#### PROBLEM TO SOLVE:
Reproduce every record below exactly as it appears.

#### RECORDED INFORMATION:

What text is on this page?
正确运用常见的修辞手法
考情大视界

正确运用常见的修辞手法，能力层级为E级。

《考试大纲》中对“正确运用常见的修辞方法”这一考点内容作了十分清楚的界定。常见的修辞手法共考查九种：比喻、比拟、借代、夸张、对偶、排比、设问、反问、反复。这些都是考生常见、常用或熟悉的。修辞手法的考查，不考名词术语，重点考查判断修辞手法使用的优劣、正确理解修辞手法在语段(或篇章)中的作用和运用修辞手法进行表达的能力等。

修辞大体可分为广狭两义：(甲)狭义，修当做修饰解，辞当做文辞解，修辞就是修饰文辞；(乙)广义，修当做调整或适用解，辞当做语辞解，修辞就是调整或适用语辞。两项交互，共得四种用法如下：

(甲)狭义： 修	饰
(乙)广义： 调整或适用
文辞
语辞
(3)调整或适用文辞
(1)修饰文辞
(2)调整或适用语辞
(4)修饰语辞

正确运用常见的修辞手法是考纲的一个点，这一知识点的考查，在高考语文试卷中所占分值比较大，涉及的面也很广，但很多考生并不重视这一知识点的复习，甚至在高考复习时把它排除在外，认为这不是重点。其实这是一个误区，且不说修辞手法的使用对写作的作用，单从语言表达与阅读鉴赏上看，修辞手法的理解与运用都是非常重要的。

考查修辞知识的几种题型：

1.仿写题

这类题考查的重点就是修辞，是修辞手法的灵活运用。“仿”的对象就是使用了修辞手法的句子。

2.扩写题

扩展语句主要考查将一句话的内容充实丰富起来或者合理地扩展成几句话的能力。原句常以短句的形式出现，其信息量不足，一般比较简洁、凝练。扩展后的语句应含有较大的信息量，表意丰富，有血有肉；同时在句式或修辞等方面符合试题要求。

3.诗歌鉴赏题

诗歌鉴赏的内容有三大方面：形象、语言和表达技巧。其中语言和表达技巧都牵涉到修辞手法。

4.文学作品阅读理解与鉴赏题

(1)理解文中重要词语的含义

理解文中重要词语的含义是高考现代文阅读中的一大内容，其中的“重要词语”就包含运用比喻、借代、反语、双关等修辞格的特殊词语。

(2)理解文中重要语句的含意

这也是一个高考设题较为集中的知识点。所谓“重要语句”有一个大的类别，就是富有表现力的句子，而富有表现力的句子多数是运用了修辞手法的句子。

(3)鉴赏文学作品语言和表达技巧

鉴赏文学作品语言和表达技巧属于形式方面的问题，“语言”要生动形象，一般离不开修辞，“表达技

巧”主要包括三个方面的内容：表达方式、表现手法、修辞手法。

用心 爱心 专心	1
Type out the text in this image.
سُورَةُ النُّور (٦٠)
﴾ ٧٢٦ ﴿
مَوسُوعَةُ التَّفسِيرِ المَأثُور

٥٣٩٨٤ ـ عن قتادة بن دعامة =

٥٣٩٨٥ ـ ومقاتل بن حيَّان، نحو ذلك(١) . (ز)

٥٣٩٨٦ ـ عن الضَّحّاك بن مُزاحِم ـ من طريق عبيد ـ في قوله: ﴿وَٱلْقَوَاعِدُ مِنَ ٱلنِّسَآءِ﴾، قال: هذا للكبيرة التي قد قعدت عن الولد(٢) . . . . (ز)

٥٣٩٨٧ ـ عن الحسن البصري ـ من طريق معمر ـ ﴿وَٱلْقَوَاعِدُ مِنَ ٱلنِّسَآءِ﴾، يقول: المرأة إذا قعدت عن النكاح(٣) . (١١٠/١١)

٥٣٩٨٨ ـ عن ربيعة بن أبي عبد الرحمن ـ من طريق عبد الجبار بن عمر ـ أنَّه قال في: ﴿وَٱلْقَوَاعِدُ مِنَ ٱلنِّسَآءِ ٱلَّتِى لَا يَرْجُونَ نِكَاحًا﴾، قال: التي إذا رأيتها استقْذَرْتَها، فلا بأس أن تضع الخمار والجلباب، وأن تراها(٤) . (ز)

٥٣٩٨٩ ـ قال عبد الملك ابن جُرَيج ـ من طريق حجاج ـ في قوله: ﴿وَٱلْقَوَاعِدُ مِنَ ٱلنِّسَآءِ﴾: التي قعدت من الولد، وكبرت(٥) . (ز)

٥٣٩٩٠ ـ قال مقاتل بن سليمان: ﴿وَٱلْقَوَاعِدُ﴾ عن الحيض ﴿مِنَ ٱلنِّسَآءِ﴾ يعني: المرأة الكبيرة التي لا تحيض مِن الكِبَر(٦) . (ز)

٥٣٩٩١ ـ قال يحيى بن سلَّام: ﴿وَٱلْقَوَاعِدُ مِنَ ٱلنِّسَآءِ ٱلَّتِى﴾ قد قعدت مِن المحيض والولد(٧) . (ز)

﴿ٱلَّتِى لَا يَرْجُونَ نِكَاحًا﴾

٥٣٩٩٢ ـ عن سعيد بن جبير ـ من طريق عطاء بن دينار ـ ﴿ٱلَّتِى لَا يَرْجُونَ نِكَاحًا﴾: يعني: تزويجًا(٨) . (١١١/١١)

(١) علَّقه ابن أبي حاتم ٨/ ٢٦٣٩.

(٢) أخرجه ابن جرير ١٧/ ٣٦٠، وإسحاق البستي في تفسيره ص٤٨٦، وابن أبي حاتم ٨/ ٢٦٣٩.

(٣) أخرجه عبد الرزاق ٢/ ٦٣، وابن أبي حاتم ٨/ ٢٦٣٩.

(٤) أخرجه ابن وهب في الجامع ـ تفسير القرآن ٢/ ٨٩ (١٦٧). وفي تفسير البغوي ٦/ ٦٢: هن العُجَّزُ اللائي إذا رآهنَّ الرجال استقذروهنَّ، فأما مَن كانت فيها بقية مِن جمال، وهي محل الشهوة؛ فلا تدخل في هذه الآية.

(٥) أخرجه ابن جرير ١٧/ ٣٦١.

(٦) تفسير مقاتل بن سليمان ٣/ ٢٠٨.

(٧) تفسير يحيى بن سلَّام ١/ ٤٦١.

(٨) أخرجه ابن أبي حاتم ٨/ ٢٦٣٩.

#### TASK SOLUTION:
What text is on this page?
正确运用常见的修辞手法
考情大视界

正确运用常见的修辞手法，能力层级为E级。

《考试大纲》中对“正确运用常见的修辞方法”这一考点内容作了十分清楚的界定。常见的修辞手法共考查九种：比喻、比拟、借代、夸张、对偶、排比、设问、反问、反复。这些都是考生常见、常用或熟悉的。修辞手法的考查，不考名词术语，重点考查判断修辞手法使用的优劣、正确理解修辞手法在语段(或篇章)中的作用和运用修辞手法进行表达的能力等。

修辞大体可分为广狭两义：(甲)狭义，修当做修饰解，辞当做文辞解，修辞就是修饰文辞；(乙)广义，修当做调整或适用解，辞当做语辞解，修辞就是调整或适用语辞。两项交互，共得四种用法如下：

(甲)狭义： 修	饰
(乙)广义： 调整或适用
文辞
语辞
(3)调整或适用文辞
(1)修饰文辞
(2)调整或适用语辞
(4)修饰语辞

正确运用常见的修辞手法是考纲的一个点，这一知识点的考查，在高考语文试卷中所占分值比较大，涉及的面也很广，但很多考生并不重视这一知识点的复习，甚至在高考复习时把它排除在外，认为这不是重点。其实这是一个误区，且不说修辞手法的使用对写作的作用，单从语言表达与阅读鉴赏上看，修辞手法的理解与运用都是非常重要的。

考查修辞知识的几种题型：

1.仿写题

这类题考查的重点就是修辞，是修辞手法的灵活运用。“仿”的对象就是使用了修辞手法的句子。

2.扩写题

扩展语句主要考查将一句话的内容充实丰富起来或者合理地扩展成几句话的能力。原句常以短句的形式出现，其信息量不足，一般比较简洁、凝练。扩展后的语句应含有较大的信息量，表意丰富，有血有肉；同时在句式或修辞等方面符合试题要求。

3.诗歌鉴赏题

诗歌鉴赏的内容有三大方面：形象、语言和表达技巧。其中语言和表达技巧都牵涉到修辞手法。

4.文学作品阅读理解与鉴赏题

(1)理解文中重要词语的含义

理解文中重要词语的含义是高考现代文阅读中的一大内容，其中的“重要词语”就包含运用比喻、借代、反语、双关等修辞格的特殊词语。

(2)理解文中重要语句的含意

这也是一个高考设题较为集中的知识点。所谓“重要语句”有一个大的类别，就是富有表现力的句子，而富有表现力的句子多数是运用了修辞手法的句子。

(3)鉴赏文学作品语言和表达技巧

鉴赏文学作品语言和表达技巧属于形式方面的问题，“语言”要生动形象，一般离不开修辞，“表达技

巧”主要包括三个方面的内容：表达方式、表现手法、修辞手法。

用心 爱心 专心	1
Type out the text in this image.
سُورَةُ النُّور (٦٠)
﴾ ٧٢٦ ﴿
مَوسُوعَةُ التَّفسِيرِ المَأثُور

٥٣٩٨٤ ـ عن قتادة بن دعامة =

٥٣٩٨٥ ـ ومقاتل بن حيَّان، نحو ذلك(١) . (ز)

٥٣٩٨٦ ـ عن الضَّحّاك بن مُزاحِم ـ من طريق عبيد ـ في قوله: ﴿وَٱلْقَوَاعِدُ مِنَ ٱلنِّسَآءِ﴾، قال: هذا للكبيرة التي قد قعدت عن الولد(٢) . . . . (ز)

٥٣٩٨٧ ـ عن الحسن البصري ـ من طريق معمر ـ ﴿وَٱلْقَوَاعِدُ مِنَ ٱلنِّسَآءِ﴾، يقول: المرأة إذا قعدت عن النكاح(٣) . (١١٠/١١)

٥٣٩٨٨ ـ عن ربيعة بن أبي عبد الرحمن ـ من طريق عبد الجبار بن عمر ـ أنَّه قال في: ﴿وَٱلْقَوَاعِدُ مِنَ ٱلنِّسَآءِ ٱلَّتِى لَا يَرْجُونَ نِكَاحًا﴾، قال: التي إذا رأيتها استقْذَرْتَها، فلا بأس أن تضع الخمار والجلباب، وأن تراها(٤) . (ز)

٥٣٩٨٩ ـ قال عبد الملك ابن جُرَيج ـ من طريق حجاج ـ في قوله: ﴿وَٱلْقَوَاعِدُ مِنَ ٱلنِّسَآءِ﴾: التي قعدت من الولد، وكبرت(٥) . (ز)

٥٣٩٩٠ ـ قال مقاتل بن سليمان: ﴿وَٱلْقَوَاعِدُ﴾ عن الحيض ﴿مِنَ ٱلنِّسَآءِ﴾ يعني: المرأة الكبيرة التي لا تحيض مِن الكِبَر(٦) . (ز)

٥٣٩٩١ ـ قال يحيى بن سلَّام: ﴿وَٱلْقَوَاعِدُ مِنَ ٱلنِّسَآءِ ٱلَّتِى﴾ قد قعدت مِن المحيض والولد(٧) . (ز)

﴿ٱلَّتِى لَا يَرْجُونَ نِكَاحًا﴾

٥٣٩٩٢ ـ عن سعيد بن جبير ـ من طريق عطاء بن دينار ـ ﴿ٱلَّتِى لَا يَرْجُونَ نِكَاحًا﴾: يعني: تزويجًا(٨) . (١١١/١١)

(١) علَّقه ابن أبي حاتم ٨/ ٢٦٣٩.

(٢) أخرجه ابن جرير ١٧/ ٣٦٠، وإسحاق البستي في تفسيره ص٤٨٦، وابن أبي حاتم ٨/ ٢٦٣٩.

(٣) أخرجه عبد الرزاق ٢/ ٦٣، وابن أبي حاتم ٨/ ٢٦٣٩.

(٤) أخرجه ابن وهب في الجامع ـ تفسير القرآن ٢/ ٨٩ (١٦٧). وفي تفسير البغوي ٦/ ٦٢: هن العُجَّزُ اللائي إذا رآهنَّ الرجال استقذروهنَّ، فأما مَن كانت فيها بقية مِن جمال، وهي محل الشهوة؛ فلا تدخل في هذه الآية.

(٥) أخرجه ابن جرير ١٧/ ٣٦١.

(٦) تفسير مقاتل بن سليمان ٣/ ٢٠٨.

(٧) تفسير يحيى بن سلَّام ١/ ٤٦١.

(٨) أخرجه ابن أبي حاتم ٨/ ٢٦٣٩.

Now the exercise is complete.